▸ **RECORDS FOR THE TASK**
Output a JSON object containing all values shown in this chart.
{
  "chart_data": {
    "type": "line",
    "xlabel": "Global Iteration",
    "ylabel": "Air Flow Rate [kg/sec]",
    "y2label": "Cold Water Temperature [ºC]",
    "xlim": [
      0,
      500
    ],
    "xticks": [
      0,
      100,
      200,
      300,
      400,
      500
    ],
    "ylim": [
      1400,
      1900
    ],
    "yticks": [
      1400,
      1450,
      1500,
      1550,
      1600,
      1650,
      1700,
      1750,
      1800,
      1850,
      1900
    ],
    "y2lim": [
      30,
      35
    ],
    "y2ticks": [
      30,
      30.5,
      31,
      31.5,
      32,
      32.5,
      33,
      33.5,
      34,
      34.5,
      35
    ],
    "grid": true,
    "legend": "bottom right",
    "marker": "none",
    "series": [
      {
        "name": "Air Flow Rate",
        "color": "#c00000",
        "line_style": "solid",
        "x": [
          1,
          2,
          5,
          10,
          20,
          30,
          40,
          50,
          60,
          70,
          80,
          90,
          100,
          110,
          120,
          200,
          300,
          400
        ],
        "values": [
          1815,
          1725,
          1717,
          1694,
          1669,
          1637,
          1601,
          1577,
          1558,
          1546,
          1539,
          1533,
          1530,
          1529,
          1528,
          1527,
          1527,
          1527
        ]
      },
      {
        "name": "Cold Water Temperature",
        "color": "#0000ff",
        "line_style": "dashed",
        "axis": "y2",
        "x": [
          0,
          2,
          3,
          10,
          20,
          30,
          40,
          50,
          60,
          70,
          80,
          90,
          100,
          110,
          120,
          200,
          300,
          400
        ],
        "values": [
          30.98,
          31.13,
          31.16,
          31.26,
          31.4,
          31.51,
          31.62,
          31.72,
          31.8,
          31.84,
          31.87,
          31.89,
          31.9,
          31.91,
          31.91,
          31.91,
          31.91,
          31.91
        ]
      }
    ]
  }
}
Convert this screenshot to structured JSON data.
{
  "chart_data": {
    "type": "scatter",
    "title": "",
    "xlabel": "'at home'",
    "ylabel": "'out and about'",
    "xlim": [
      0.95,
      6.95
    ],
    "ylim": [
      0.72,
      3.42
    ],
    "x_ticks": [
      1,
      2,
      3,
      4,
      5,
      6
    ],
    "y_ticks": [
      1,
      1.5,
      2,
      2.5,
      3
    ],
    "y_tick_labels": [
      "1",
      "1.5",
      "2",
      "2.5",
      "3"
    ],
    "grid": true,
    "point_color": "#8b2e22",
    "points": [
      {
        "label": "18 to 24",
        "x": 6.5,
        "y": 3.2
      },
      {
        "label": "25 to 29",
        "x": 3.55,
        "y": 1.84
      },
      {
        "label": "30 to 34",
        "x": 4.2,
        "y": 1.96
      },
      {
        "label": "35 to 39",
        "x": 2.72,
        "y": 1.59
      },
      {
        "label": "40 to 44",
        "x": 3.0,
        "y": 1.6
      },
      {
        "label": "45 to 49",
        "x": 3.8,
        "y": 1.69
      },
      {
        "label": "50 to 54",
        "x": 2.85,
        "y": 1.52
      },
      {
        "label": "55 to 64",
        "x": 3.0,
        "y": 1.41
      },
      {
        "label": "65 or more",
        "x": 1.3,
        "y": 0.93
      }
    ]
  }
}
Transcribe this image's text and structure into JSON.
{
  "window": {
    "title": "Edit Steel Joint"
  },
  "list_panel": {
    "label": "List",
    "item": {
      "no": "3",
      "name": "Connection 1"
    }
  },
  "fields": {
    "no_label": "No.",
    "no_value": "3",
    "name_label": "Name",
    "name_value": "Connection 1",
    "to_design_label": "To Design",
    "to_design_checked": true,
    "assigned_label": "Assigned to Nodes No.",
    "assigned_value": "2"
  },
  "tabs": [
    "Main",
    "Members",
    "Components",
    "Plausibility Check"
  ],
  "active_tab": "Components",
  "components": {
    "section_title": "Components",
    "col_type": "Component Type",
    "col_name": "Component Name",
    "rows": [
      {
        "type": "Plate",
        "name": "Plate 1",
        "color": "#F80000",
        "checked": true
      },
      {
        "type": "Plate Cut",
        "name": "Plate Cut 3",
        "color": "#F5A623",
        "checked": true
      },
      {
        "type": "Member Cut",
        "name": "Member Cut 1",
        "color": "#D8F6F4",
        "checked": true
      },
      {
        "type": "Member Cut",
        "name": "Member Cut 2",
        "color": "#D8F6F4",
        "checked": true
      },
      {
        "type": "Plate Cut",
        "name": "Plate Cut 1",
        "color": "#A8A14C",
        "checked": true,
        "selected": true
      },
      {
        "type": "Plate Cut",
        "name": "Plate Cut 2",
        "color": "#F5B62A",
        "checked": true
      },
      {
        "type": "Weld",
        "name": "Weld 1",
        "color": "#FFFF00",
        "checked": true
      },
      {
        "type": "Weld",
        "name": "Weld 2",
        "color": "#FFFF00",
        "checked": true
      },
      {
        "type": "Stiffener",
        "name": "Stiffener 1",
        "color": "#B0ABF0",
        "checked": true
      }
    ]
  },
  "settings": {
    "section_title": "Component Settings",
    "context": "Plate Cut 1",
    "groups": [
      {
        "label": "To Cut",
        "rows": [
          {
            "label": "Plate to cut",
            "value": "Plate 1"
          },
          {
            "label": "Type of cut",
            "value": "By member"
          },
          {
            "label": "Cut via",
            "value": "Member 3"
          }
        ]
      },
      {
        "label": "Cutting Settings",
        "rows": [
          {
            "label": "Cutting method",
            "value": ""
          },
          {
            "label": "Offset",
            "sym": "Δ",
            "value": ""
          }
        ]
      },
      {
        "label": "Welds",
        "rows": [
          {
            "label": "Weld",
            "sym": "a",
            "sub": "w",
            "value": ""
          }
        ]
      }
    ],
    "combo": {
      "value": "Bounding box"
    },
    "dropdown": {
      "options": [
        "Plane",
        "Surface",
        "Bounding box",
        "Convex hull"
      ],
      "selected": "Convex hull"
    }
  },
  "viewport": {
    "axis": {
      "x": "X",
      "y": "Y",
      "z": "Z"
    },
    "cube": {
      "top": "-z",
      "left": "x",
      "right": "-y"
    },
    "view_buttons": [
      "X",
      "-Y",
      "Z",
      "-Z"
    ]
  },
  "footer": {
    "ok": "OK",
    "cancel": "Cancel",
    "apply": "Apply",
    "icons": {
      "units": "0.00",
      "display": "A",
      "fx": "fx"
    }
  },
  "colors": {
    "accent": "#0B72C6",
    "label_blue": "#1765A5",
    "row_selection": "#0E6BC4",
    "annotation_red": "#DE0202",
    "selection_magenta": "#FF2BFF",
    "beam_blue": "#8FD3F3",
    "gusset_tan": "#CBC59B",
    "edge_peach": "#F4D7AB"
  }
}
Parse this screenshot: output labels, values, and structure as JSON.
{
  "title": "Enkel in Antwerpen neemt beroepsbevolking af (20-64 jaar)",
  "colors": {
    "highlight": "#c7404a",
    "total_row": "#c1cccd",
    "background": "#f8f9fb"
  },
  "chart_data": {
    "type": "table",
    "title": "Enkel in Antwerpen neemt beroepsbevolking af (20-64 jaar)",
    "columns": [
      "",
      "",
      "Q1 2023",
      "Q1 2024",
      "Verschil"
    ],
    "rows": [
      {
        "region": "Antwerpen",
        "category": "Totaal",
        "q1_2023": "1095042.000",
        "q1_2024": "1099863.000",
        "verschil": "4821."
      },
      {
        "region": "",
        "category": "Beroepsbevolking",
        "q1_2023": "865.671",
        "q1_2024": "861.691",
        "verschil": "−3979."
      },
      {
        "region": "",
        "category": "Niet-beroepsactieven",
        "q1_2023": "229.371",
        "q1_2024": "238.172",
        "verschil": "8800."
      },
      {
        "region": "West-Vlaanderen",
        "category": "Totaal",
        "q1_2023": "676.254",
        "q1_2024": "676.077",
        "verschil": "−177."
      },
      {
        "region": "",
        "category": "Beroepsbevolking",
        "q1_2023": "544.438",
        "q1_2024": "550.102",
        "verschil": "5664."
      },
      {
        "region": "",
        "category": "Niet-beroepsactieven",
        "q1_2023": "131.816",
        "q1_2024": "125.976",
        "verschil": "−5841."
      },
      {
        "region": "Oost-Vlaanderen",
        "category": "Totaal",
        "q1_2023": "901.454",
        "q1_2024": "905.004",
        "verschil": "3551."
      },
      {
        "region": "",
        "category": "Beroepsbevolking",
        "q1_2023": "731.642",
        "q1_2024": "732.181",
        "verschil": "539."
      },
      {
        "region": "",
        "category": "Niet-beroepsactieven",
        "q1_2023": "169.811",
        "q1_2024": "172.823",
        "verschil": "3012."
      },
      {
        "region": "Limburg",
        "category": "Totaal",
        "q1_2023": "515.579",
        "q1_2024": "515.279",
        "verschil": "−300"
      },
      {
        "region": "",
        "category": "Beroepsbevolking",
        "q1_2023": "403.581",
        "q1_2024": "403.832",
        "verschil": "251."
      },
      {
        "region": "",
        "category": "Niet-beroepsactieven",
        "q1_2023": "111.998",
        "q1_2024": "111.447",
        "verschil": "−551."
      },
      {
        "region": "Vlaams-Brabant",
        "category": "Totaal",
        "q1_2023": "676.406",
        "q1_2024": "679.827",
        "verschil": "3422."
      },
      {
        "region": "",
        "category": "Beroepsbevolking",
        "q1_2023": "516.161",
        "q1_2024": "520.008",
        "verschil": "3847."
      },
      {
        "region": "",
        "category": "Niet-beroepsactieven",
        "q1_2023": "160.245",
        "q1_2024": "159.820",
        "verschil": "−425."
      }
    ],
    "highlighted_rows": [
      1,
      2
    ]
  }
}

▸ **DESCRIPTION OF THE TASK**
Count all lines of the data that include "Vlaanderen". The answer is the number alone.

▸ **SOLVED PROBLEM**
2